_Your goal_
In the copy, include every entry exactly but none of the pictures.

[Dataset records]
----
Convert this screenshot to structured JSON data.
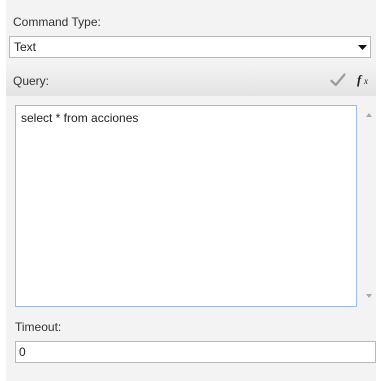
{
  "command_type": {
    "label": "Command Type:",
    "selected_value": "Text",
    "dropdown_icon": "chevron-down-icon"
  },
  "query": {
    "label": "Query:",
    "validate_icon": "checkmark-icon",
    "function_icon": "fx-icon",
    "value": "select * from acciones"
  },
  "timeout": {
    "label": "Timeout:",
    "value": "0"
  }
}
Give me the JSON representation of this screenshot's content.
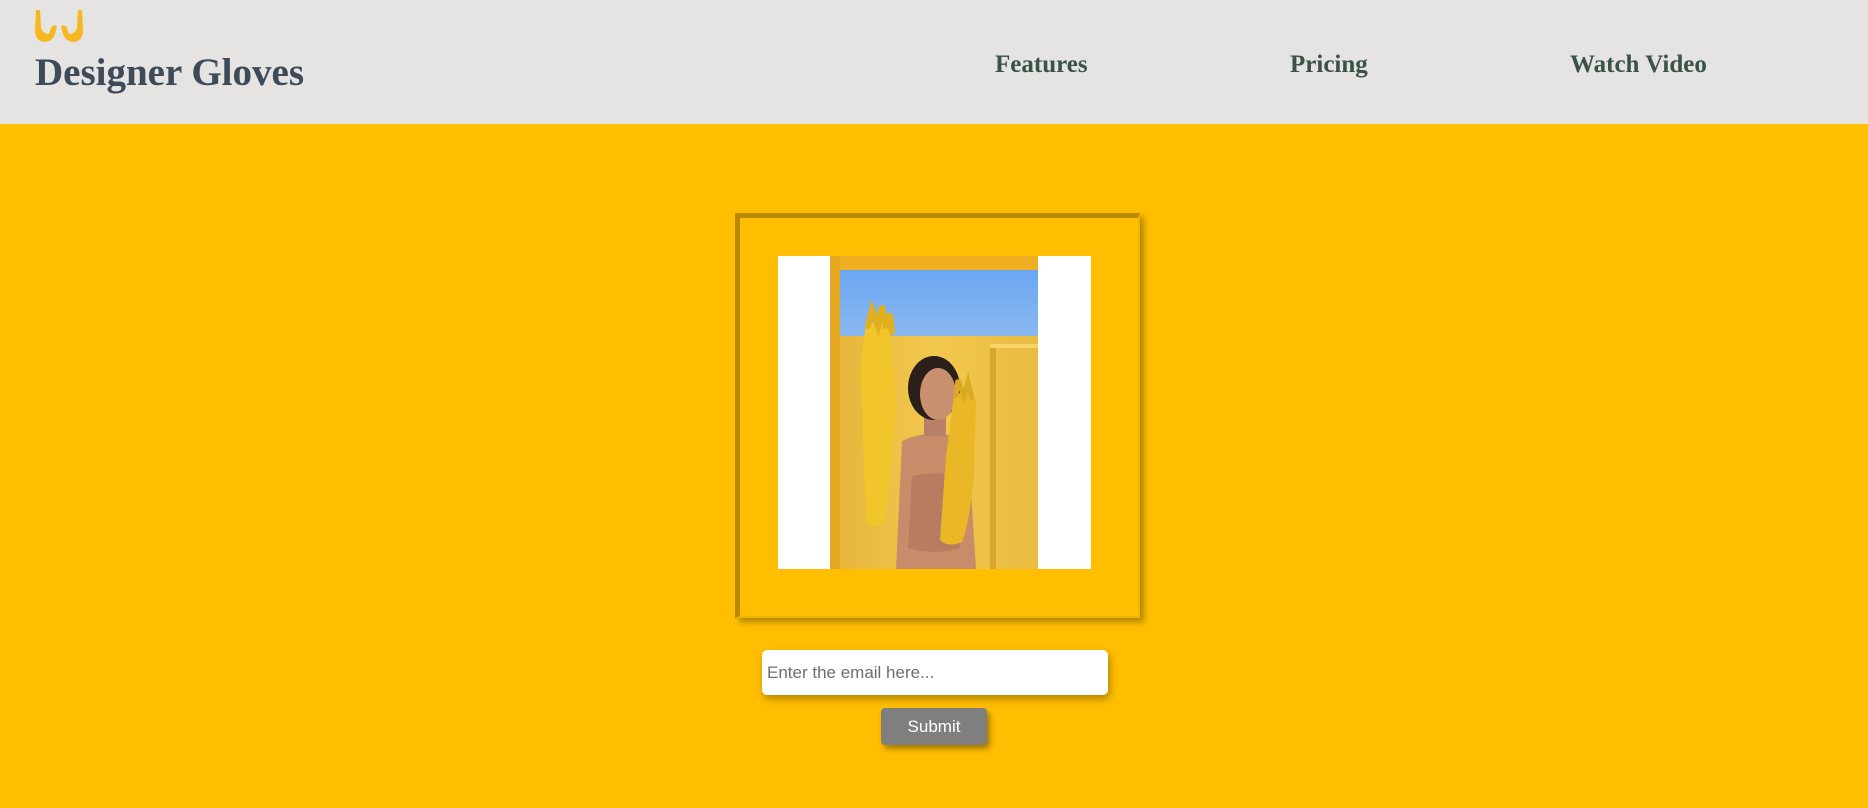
{
  "header": {
    "brand": "Designer Gloves",
    "logo_icon": "hands-icon",
    "nav": {
      "features": "Features",
      "pricing": "Pricing",
      "watch_video": "Watch Video"
    }
  },
  "hero": {
    "image_icon": "woman-wearing-yellow-gloves-photo"
  },
  "form": {
    "email_placeholder": "Enter the email here...",
    "email_value": "",
    "submit_label": "Submit"
  },
  "colors": {
    "page_background": "#ffbe00",
    "header_background": "#e5e4e2",
    "brand_text": "#3d4a58",
    "nav_text": "#395345",
    "logo": "#f5b820",
    "button": "#7f7f7f"
  }
}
----
_Correct output_
Convert this screenshot to structured JSON data.
{
  "command_type": {
    "label": "Command Type:",
    "selected_value": "Text",
    "dropdown_icon": "chevron-down-icon"
  },
  "query": {
    "label": "Query:",
    "validate_icon": "checkmark-icon",
    "function_icon": "fx-icon",
    "value": "select * from acciones"
  },
  "timeout": {
    "label": "Timeout:",
    "value": "0"
  }
}
Give me the JSON representation of this screenshot's content.
{
  "header": {
    "brand": "Designer Gloves",
    "logo_icon": "hands-icon",
    "nav": {
      "features": "Features",
      "pricing": "Pricing",
      "watch_video": "Watch Video"
    }
  },
  "hero": {
    "image_icon": "woman-wearing-yellow-gloves-photo"
  },
  "form": {
    "email_placeholder": "Enter the email here...",
    "email_value": "",
    "submit_label": "Submit"
  },
  "colors": {
    "page_background": "#ffbe00",
    "header_background": "#e5e4e2",
    "brand_text": "#3d4a58",
    "nav_text": "#395345",
    "logo": "#f5b820",
    "button": "#7f7f7f"
  }
}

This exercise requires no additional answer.